"""

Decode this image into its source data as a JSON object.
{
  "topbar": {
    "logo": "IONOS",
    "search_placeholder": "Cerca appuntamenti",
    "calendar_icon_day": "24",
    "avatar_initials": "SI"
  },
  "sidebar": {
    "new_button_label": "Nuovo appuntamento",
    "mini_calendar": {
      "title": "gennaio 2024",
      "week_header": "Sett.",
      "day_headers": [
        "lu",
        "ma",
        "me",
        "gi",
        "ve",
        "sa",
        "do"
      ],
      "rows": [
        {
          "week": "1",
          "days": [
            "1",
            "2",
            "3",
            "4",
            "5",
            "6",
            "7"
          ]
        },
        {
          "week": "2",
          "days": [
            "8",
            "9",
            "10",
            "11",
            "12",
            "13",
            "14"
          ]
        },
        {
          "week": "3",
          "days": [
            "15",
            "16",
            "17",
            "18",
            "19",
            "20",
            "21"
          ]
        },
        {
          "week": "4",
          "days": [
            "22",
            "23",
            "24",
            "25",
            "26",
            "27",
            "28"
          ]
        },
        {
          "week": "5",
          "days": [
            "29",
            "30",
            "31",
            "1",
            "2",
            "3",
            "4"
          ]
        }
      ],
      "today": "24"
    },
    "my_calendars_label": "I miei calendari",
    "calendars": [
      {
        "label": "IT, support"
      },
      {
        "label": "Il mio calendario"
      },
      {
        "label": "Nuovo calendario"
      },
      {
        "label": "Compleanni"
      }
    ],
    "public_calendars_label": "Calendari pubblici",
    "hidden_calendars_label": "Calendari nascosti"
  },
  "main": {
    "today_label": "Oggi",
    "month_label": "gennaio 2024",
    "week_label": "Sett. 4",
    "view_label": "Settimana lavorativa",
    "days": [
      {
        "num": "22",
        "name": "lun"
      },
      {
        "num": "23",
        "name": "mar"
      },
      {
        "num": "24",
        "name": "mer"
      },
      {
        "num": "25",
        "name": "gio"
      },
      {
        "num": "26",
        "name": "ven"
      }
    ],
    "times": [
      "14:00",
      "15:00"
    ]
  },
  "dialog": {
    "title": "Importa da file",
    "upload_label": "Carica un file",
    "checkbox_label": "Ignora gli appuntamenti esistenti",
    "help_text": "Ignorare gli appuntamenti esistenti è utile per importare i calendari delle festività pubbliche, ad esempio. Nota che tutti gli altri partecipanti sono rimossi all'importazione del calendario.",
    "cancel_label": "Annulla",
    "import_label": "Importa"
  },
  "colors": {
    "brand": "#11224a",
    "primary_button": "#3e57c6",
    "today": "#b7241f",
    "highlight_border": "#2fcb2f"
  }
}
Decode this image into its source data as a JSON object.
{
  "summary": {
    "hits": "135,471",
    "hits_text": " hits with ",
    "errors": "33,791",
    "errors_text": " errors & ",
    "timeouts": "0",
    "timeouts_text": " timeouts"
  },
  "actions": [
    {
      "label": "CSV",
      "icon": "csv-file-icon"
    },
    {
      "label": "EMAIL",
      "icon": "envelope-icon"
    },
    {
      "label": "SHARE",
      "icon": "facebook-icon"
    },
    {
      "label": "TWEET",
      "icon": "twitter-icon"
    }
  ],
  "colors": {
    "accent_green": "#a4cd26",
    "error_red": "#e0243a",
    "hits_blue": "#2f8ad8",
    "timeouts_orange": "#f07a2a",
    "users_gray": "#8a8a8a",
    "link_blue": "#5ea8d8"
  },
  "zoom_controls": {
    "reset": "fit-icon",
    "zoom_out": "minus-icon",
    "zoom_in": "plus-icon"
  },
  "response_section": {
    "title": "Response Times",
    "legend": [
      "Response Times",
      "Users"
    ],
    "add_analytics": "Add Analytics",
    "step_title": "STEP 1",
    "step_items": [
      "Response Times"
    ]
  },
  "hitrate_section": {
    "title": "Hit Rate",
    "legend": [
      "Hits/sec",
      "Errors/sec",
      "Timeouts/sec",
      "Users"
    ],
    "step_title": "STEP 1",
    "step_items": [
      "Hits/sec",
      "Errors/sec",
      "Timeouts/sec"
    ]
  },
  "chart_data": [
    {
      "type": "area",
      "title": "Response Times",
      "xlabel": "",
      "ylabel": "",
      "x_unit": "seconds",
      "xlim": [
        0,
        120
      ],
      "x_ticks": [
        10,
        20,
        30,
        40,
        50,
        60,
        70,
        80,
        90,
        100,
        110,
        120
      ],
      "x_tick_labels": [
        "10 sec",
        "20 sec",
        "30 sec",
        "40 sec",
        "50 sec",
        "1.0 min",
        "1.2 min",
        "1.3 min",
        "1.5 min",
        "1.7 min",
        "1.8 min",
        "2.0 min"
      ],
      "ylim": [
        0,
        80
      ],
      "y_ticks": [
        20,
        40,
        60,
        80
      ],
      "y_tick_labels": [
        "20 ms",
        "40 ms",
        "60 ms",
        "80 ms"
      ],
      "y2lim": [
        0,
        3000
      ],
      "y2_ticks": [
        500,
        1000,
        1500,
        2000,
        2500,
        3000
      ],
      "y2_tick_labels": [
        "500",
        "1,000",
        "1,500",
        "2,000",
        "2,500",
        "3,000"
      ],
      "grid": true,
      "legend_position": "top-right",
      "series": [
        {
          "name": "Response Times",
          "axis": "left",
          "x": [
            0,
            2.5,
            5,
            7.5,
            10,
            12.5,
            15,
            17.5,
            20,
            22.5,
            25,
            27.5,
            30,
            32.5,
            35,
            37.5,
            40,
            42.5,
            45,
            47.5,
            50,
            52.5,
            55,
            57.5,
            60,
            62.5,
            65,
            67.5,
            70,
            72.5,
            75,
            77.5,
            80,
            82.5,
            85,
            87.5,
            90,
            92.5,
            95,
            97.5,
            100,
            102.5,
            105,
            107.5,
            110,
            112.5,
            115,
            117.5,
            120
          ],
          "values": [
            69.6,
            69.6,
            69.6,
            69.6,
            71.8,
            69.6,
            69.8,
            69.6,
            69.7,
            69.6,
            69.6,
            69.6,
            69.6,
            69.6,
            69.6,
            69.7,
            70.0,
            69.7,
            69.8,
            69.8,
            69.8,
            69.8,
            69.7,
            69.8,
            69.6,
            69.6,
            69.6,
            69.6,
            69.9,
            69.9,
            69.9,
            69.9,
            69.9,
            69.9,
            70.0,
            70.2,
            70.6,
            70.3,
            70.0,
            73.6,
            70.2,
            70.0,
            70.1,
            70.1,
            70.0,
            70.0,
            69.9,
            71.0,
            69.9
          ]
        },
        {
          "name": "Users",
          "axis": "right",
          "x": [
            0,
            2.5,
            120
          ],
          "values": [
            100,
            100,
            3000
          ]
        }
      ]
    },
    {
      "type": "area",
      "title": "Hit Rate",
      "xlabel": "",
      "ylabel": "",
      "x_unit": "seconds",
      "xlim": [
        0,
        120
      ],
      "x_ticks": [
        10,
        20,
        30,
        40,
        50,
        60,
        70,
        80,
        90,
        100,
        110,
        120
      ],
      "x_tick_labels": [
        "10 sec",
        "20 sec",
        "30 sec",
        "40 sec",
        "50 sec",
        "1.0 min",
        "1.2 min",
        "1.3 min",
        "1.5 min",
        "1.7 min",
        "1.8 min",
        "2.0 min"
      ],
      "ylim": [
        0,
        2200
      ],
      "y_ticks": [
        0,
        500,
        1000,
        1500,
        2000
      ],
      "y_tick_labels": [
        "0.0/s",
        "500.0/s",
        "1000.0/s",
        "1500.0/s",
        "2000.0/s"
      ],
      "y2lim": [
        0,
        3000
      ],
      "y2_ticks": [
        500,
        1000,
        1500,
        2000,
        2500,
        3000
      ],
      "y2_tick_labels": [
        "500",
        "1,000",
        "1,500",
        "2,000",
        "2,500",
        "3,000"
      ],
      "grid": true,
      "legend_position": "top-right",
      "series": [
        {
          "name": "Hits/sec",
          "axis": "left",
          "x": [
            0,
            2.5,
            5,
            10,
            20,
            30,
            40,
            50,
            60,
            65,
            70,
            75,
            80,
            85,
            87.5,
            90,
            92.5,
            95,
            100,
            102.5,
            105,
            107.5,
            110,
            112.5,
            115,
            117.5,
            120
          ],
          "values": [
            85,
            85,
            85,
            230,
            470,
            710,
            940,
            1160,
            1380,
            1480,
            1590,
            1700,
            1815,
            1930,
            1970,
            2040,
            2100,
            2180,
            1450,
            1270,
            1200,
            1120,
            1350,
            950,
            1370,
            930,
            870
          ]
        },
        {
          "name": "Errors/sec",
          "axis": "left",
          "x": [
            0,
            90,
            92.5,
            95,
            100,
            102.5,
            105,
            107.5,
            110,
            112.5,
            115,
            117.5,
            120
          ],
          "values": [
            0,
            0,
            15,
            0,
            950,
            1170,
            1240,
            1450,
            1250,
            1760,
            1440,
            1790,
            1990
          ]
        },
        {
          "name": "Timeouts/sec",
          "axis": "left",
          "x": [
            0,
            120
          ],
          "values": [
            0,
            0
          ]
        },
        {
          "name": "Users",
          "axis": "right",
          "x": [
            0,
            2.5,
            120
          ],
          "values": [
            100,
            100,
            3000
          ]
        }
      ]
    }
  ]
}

"""

Count all lines of the data that include "Nuovo". The answer is the number alone.

## Solved problem:
2